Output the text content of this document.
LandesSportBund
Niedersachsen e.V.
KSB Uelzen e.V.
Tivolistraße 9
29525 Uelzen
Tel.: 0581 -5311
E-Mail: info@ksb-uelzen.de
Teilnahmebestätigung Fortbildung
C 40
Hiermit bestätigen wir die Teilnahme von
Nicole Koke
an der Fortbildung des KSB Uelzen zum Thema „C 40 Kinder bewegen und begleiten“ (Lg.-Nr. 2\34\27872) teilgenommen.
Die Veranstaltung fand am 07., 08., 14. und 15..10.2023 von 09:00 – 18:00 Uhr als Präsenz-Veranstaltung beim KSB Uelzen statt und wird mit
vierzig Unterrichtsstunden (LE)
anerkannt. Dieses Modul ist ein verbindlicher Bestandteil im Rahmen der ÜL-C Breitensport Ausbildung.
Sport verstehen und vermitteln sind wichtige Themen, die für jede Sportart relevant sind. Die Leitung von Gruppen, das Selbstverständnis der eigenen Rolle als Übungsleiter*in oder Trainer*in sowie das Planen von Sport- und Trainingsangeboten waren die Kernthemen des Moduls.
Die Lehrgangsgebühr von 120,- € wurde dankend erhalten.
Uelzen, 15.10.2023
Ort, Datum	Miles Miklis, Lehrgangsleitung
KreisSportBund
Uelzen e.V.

§ **Brief**:
Above are the records. Copy every line in them holding "Fortbildung".

§ **Final answer**:
Teilnahmebestätigung Fortbildung
an der Fortbildung des KSB Uelzen zum Thema „C 40 Kinder bewegen und begleiten“ (Lg.-Nr. 2\34\27872) teilgenommen.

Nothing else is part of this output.